--- begin ---

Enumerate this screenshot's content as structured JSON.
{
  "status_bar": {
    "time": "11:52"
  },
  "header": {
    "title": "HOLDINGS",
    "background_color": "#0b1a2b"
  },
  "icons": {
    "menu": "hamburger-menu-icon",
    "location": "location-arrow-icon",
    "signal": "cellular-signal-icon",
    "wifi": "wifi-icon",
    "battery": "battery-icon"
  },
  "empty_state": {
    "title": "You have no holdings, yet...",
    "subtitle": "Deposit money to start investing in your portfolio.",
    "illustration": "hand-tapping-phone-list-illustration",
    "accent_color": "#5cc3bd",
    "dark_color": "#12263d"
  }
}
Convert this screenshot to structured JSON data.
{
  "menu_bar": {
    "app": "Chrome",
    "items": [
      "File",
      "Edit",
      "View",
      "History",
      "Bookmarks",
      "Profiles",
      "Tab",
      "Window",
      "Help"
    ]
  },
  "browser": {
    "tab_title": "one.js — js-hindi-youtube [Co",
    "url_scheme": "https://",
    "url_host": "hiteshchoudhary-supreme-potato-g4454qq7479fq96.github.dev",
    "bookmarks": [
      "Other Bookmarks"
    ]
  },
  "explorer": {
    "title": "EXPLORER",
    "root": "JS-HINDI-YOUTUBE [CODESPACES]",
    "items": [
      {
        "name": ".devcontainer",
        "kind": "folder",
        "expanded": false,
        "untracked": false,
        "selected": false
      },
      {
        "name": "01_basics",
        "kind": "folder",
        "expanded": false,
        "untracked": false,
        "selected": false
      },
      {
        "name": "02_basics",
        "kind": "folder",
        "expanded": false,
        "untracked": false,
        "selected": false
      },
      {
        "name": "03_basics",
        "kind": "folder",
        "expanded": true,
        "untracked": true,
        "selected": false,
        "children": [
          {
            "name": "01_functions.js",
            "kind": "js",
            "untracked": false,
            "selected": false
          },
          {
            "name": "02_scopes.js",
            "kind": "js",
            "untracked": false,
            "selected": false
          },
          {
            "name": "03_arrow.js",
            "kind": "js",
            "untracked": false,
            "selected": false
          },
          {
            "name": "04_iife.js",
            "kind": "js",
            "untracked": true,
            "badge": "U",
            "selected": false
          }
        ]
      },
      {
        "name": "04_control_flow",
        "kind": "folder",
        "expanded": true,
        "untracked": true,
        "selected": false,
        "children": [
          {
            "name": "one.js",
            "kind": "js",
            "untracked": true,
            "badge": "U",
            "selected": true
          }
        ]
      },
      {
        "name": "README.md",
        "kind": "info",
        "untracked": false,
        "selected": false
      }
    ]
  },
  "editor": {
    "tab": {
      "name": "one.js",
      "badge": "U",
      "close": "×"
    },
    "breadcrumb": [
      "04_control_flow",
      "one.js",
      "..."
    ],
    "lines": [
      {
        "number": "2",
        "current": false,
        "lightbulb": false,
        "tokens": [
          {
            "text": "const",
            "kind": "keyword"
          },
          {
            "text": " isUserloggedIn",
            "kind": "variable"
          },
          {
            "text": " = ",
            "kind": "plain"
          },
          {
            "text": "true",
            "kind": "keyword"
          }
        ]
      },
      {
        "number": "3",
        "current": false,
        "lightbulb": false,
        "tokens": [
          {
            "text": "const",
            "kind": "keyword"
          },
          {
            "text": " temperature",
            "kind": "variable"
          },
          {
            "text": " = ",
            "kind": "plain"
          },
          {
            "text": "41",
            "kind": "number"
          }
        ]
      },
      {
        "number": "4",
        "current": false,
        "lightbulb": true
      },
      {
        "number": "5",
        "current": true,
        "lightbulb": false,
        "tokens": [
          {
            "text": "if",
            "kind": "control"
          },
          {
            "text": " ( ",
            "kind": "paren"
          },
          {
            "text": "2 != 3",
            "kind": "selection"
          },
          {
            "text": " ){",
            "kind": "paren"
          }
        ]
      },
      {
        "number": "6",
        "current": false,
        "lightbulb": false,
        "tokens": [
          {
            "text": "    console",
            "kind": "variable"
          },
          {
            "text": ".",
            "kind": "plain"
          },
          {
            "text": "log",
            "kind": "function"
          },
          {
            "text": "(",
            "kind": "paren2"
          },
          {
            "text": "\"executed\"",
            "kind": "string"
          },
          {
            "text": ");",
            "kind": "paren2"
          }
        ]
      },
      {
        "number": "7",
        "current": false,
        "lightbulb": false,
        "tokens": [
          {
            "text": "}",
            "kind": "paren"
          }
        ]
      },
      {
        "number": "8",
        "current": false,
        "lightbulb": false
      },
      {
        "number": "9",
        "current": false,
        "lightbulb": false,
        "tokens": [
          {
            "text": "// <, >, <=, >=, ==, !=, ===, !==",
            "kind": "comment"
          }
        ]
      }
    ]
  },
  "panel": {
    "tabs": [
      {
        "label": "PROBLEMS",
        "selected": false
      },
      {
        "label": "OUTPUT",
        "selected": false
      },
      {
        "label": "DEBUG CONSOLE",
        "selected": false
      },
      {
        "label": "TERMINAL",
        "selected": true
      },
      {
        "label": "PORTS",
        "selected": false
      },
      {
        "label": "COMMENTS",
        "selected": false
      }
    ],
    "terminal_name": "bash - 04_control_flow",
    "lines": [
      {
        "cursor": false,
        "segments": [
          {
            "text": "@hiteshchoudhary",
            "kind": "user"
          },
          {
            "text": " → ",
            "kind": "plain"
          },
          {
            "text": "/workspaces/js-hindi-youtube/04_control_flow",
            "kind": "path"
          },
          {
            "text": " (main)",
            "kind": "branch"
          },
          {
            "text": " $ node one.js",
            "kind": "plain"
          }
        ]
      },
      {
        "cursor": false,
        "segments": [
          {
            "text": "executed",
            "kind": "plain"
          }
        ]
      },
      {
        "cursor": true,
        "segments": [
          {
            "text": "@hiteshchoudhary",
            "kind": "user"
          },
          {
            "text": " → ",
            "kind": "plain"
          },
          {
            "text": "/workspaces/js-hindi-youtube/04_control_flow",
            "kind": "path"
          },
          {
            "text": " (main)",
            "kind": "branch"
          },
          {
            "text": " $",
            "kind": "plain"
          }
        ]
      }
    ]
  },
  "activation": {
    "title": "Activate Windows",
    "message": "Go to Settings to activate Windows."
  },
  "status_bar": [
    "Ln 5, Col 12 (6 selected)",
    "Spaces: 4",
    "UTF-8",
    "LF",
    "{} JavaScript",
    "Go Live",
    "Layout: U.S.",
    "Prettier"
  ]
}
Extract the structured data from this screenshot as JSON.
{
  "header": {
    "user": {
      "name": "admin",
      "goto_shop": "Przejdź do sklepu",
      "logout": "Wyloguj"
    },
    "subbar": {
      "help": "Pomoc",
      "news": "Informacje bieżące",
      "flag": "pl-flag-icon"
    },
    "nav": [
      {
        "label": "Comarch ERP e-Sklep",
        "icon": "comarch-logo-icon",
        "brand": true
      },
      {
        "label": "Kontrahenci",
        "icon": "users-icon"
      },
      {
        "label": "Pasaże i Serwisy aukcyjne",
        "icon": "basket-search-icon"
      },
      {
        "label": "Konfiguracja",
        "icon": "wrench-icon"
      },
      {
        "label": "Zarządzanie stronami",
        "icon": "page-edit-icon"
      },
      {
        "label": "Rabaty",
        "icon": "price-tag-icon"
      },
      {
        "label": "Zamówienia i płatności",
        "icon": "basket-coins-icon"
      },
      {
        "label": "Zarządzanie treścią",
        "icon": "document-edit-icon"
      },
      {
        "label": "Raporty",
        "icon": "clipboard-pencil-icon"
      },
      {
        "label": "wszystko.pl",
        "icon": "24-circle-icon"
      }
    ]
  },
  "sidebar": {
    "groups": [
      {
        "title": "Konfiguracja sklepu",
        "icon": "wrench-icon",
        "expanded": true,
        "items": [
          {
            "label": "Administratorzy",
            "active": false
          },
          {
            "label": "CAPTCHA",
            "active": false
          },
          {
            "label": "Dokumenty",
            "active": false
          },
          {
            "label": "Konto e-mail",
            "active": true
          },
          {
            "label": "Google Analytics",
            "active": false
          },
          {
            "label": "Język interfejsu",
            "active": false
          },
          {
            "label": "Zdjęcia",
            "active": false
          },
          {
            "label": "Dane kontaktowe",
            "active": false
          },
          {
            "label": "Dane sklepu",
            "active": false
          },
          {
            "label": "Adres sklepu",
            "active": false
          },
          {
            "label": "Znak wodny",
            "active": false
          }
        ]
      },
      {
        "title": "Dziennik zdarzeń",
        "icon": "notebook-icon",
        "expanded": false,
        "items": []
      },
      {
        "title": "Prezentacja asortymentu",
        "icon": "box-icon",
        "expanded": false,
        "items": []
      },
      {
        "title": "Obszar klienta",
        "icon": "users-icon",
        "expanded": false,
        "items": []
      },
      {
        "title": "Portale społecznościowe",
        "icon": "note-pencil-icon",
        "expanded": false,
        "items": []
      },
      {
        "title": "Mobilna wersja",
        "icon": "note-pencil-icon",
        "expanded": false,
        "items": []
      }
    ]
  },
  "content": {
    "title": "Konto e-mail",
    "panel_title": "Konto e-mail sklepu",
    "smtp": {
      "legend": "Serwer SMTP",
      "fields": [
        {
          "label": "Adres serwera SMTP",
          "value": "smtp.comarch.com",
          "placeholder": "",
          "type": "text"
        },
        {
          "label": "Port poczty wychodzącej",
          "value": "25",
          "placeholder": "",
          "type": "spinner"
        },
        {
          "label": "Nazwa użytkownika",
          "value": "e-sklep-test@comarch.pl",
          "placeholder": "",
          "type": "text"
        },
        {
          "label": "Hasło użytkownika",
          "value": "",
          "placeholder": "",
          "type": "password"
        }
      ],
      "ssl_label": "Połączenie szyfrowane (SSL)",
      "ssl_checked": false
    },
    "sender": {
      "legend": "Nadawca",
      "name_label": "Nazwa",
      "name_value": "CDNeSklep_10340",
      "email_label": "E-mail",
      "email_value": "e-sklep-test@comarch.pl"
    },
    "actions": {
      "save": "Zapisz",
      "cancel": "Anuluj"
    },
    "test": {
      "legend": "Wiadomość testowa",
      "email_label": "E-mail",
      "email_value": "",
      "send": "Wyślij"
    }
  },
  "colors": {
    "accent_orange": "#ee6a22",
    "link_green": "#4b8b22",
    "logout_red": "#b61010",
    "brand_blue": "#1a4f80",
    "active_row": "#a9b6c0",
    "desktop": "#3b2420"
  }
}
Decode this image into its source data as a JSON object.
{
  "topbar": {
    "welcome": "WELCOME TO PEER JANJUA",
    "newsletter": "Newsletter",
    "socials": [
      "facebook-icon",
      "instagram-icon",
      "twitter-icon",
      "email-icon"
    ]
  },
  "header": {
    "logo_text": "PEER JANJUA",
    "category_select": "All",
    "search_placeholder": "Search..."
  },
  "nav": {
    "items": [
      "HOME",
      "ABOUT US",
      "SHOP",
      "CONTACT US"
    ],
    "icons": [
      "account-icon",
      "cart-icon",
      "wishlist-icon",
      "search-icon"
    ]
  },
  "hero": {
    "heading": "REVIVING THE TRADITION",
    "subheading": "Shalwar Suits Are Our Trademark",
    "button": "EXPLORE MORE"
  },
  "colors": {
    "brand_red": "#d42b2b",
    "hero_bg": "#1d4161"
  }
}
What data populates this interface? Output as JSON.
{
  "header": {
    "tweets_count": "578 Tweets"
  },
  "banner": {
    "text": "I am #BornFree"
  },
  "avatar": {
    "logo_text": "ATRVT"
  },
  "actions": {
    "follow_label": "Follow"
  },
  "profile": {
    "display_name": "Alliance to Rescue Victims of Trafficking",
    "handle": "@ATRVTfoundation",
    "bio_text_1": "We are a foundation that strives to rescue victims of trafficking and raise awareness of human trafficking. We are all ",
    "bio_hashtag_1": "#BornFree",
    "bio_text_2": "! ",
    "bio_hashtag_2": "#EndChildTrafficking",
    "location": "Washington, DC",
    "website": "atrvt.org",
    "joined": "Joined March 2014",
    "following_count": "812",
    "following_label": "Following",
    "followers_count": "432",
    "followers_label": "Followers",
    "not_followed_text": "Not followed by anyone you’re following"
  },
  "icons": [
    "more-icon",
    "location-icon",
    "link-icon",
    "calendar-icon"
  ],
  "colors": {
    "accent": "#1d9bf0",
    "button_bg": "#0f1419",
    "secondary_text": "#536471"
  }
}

--- end ---

- _Stated goal_
Identify and copy lines that hold the string "location".

- _Written response_
    "location": "location-arrow-icon",
    "location": "Washington, DC",
    "location-icon",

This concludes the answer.